- YOUR INSTRUCTIONS
Starting with the first line of the items below and going on through the line with "details-scrollbar[interactable]: ︿ ﹀", turn those lines into a numbered list, leaving out any blank lines.

- TASK DATA

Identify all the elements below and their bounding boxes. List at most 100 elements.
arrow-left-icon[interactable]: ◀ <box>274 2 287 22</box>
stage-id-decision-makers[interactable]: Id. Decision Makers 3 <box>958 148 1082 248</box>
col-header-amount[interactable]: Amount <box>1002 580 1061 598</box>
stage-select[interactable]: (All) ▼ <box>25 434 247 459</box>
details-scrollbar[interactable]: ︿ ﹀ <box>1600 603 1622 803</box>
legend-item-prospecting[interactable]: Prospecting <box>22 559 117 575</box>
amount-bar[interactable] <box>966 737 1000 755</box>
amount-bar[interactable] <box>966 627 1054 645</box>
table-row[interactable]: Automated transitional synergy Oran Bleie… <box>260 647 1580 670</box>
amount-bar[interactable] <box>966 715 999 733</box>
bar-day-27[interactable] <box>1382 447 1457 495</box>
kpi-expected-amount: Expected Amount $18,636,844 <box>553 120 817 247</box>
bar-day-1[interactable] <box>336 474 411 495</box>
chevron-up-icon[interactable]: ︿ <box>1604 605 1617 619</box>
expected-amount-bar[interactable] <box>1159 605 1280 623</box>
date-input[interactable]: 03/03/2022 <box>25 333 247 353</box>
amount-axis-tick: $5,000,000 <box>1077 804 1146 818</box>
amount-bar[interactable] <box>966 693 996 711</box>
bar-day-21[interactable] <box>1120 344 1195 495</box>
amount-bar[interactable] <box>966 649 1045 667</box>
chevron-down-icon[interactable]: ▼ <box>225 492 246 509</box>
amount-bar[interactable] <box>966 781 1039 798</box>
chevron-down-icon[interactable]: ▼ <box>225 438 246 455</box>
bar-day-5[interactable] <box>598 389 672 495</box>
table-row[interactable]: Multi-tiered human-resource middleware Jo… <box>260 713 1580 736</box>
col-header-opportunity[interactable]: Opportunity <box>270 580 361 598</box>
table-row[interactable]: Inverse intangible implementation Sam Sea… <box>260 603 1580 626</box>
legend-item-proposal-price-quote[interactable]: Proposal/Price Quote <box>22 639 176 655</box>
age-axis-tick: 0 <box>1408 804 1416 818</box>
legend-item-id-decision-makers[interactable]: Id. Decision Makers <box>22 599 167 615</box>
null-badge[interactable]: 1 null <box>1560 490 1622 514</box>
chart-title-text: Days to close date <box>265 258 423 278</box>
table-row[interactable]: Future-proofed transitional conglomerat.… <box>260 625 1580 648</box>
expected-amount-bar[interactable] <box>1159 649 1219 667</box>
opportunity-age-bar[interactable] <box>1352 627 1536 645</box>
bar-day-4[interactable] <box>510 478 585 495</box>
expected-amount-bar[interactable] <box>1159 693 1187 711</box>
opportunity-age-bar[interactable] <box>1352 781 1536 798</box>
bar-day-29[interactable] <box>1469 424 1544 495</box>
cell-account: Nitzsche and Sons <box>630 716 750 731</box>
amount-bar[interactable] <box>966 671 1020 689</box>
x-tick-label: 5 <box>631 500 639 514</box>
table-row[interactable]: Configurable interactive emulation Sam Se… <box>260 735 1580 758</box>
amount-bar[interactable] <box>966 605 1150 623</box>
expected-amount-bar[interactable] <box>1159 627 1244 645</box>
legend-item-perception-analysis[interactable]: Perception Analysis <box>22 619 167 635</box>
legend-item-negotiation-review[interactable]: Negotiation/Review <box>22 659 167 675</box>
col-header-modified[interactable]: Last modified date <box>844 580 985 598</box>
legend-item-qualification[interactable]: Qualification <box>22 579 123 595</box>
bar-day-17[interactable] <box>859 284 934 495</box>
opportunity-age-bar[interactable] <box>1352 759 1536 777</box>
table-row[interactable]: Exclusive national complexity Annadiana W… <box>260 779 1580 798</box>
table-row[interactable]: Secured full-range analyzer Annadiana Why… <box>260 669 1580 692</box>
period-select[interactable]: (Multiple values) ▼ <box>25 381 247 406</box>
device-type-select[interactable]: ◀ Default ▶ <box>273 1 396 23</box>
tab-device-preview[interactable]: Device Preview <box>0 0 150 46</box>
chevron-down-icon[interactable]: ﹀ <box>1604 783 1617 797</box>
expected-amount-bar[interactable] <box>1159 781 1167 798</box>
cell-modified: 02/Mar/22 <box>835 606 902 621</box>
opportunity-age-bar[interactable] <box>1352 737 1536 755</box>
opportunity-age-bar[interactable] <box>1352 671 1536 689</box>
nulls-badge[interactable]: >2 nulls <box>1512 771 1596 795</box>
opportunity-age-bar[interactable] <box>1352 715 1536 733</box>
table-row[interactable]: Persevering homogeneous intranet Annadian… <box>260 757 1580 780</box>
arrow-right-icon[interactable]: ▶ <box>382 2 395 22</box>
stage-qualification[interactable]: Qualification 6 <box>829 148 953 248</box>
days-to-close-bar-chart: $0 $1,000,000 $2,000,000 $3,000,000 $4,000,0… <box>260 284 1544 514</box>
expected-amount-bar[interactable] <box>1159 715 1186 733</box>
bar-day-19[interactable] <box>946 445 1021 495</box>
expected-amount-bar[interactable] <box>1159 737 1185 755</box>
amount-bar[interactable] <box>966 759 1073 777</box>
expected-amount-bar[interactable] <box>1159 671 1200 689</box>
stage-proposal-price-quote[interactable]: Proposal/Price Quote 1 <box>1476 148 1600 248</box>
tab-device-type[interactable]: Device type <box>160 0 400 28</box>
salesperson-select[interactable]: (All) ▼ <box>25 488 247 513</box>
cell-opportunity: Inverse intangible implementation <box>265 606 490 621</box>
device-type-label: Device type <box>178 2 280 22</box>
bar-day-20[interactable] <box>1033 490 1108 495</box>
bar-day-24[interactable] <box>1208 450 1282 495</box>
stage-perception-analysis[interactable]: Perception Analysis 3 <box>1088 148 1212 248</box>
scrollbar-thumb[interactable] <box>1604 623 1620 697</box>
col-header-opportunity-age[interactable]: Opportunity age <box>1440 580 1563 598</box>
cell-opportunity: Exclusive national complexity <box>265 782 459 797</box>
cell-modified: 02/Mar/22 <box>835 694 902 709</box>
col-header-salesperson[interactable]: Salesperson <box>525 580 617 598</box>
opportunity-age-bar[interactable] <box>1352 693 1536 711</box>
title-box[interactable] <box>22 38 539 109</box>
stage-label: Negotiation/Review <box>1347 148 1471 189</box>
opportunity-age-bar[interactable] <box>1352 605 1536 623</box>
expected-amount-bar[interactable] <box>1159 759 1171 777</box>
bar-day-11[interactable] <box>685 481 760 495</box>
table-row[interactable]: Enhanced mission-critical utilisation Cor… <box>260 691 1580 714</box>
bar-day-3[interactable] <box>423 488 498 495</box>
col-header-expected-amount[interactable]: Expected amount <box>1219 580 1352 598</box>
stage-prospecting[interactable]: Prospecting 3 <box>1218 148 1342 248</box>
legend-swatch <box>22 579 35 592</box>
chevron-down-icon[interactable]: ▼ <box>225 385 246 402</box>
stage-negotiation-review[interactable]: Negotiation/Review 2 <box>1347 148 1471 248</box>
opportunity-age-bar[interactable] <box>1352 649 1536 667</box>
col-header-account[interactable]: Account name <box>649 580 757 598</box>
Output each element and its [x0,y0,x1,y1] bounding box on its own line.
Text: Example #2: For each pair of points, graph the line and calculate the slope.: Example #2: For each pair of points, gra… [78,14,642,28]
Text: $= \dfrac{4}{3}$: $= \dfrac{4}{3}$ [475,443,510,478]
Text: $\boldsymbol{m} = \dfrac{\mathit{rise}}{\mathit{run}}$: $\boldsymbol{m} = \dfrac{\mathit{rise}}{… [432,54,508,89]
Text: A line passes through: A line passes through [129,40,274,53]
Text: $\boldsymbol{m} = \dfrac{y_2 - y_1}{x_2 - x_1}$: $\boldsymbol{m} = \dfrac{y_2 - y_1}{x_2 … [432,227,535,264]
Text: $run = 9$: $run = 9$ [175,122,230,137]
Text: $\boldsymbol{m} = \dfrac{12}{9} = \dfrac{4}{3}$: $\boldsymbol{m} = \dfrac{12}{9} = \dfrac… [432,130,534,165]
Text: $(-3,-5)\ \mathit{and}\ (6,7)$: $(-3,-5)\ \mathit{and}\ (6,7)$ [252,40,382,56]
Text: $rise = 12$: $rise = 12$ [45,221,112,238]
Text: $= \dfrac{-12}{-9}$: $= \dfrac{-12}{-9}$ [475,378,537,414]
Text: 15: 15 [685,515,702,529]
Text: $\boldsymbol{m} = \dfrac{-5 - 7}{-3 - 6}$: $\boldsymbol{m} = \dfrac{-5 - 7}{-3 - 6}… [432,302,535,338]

- SOLUTION TO THIS TASK
1. Identify all the elements below and their bounding boxes. List at most 100 elements.
2. arrow-left-icon[interactable]: ◀ <box>274 2 287 22</box>
3. stage-id-decision-makers[interactable]: Id. Decision Makers 3 <box>958 148 1082 248</box>
4. col-header-amount[interactable]: Amount <box>1002 580 1061 598</box>
5. stage-select[interactable]: (All) ▼ <box>25 434 247 459</box>
6. details-scrollbar[interactable]: ︿ ﹀ <box>1600 603 1622 803</box>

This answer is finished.